Collected data
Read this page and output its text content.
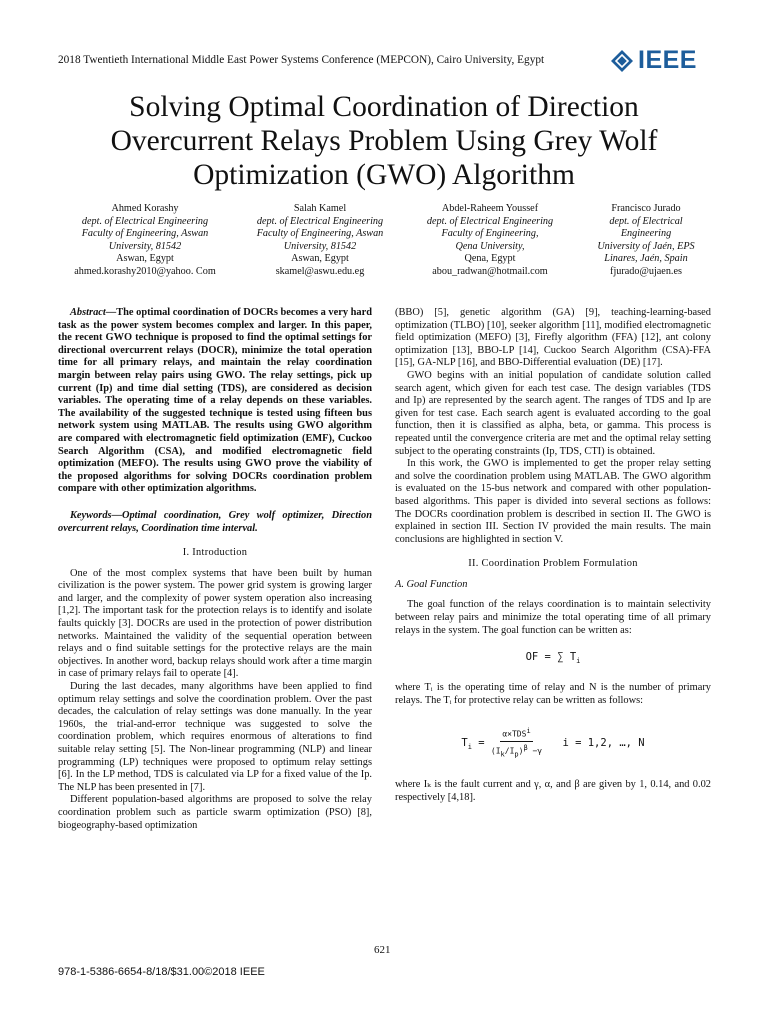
2018 Twentieth International Middle East Power Systems Conference (MEPCON), Cairo University, Egypt	IEEE
Solving Optimal Coordination of Direction
Overcurrent Relays Problem Using Grey Wolf
Optimization (GWO) Algorithm
Ahmed Korashy
dept. of Electrical Engineering
Faculty of Engineering, Aswan
University, 81542
Aswan, Egypt
ahmed.korashy2010@yahoo. Com
Salah Kamel
dept. of Electrical Engineering
Faculty of Engineering, Aswan
University, 81542
Aswan, Egypt
skamel@aswu.edu.eg
Abdel-Raheem Youssef
dept. of Electrical Engineering
Faculty of Engineering,
Qena University,
Qena, Egypt
abou_radwan@hotmail.com
Francisco Jurado
dept. of Electrical
Engineering
University of Jaén, EPS
Linares, Jaén, Spain
fjurado@ujaen.es

Abstract—The optimal coordination of DOCRs becomes a very hard task as the power system becomes complex and larger. In this paper, the recent GWO technique is proposed to find the optimal settings for directional overcurrent relays (DOCR), minimize the total operation time for all primary relays, and maintain the relay coordination margin between relay pairs using GWO. The relay settings, pick up current (Ip) and time dial setting (TDS), are considered as decision variables. The operating time of a relay depends on these variables. The availability of the suggested technique is tested using fifteen bus network system using MATLAB. The results using GWO algorithm are compared with electromagnetic field optimization (EMF), Cuckoo Search Algorithm (CSA), and modified electromagnetic field optimization (MEFO). The results using GWO prove the viability of the proposed algorithms for solving DOCRs coordination problem compare with other optimization algorithms.

Keywords—Optimal coordination, Grey wolf optimizer, Direction overcurrent relays, Coordination time interval.

I. Introduction

One of the most complex systems that have been built by human civilization is the power system. The power grid system is growing larger and larger, and the complexity of power system operation also increasing [1,2]. The important task for the protection relays is to identify and isolate faults quickly [3]. DOCRs are used in the protection of power distribution networks. Maintained the validity of the sequential operation between relays and o find suitable settings for the protective relays are the main objectives. In another word, backup relays should work after a time margin in case of primary relays fail to operate [4].

During the last decades, many algorithms have been applied to find optimum relay settings and solve the coordination problem. Over the past decades, the calculation of relay settings was done manually. In the year 1960s, the trial-and-error technique was suggested to solve the coordination problem, which requires enormous of alterations to find suitable relay setting [5]. The Non-linear programming (NLP) and linear programming (LP) techniques were proposed to optimum relay settings [6]. In the LP method, TDS is calculated via LP for a fixed value of the Ip. The NLP has been presented in [7].

Different population-based algorithms are proposed to solve the relay coordination problem such as particle swarm optimization (PSO) [8], biogeography-based optimization

(BBO) [5], genetic algorithm (GA) [9], teaching-learning-based optimization (TLBO) [10], seeker algorithm [11], modified electromagnetic field optimization (MEFO) [3], Firefly algorithm (FFA) [12], ant colony optimization [13], BBO-LP [14], Cuckoo Search Algorithm (CSA)-FFA [15], GA-NLP [16], and BBO-Differential evaluation (DE) [17].

GWO begins with an initial population of candidate solution called search agent, which given for each test case. The design variables (TDS and Ip) are represented by the search agent. The ranges of TDS and Ip are given for test case. Each search agent is evaluated according to the goal function, then it is classified as alpha, beta, or gamma. This process is repeated until the convergence criteria are met and the optimal relay setting subject to the operating constraints (Ip, TDS, CTI) is obtained.

In this work, the GWO is implemented to get the proper relay setting and solve the coordination problem using MATLAB. The GWO algorithm is evaluated on the 15-bus network and compared with other population-based algorithms. This paper is divided into several sections as follows: The DOCRs coordination problem is described in section II. The GWO is explained in section III. Section IV provided the main results. The main conclusions are highlighted in section V.

II. Coordination Problem Formulation

A. Goal Function

The goal function of the relays coordination is to maintain selectivity between relay pairs and minimize the total operating time of all primary relays in the system. The goal function can be written as:

OF = ∑ $T_i$

where Tᵢ is the operating time of relay and N is the number of primary relays. The Tᵢ for protective relay can be written as follows:

$T_i = \frac{\alpha\times TDS^i}{(I_k/I_p)^\beta -\gamma}$ i = 1,2, …, N

where Iₖ is the fault current and γ, α, and β are given by 1, 0.14, and 0.02 respectively [4,18].

621
978-1-5386-6654-8/18/$31.00©2018 IEEE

• **WHAT IS EXPECTED**:
Locate each line with the word "University" and copy it.

• **EXERCISE OUTPUT**:
2018 Twentieth International Middle East Power Systems Conference (MEPCON), Cairo University, Egypt	IEEE
University, 81542
University, 81542
Qena University,
University of Jaén, EPS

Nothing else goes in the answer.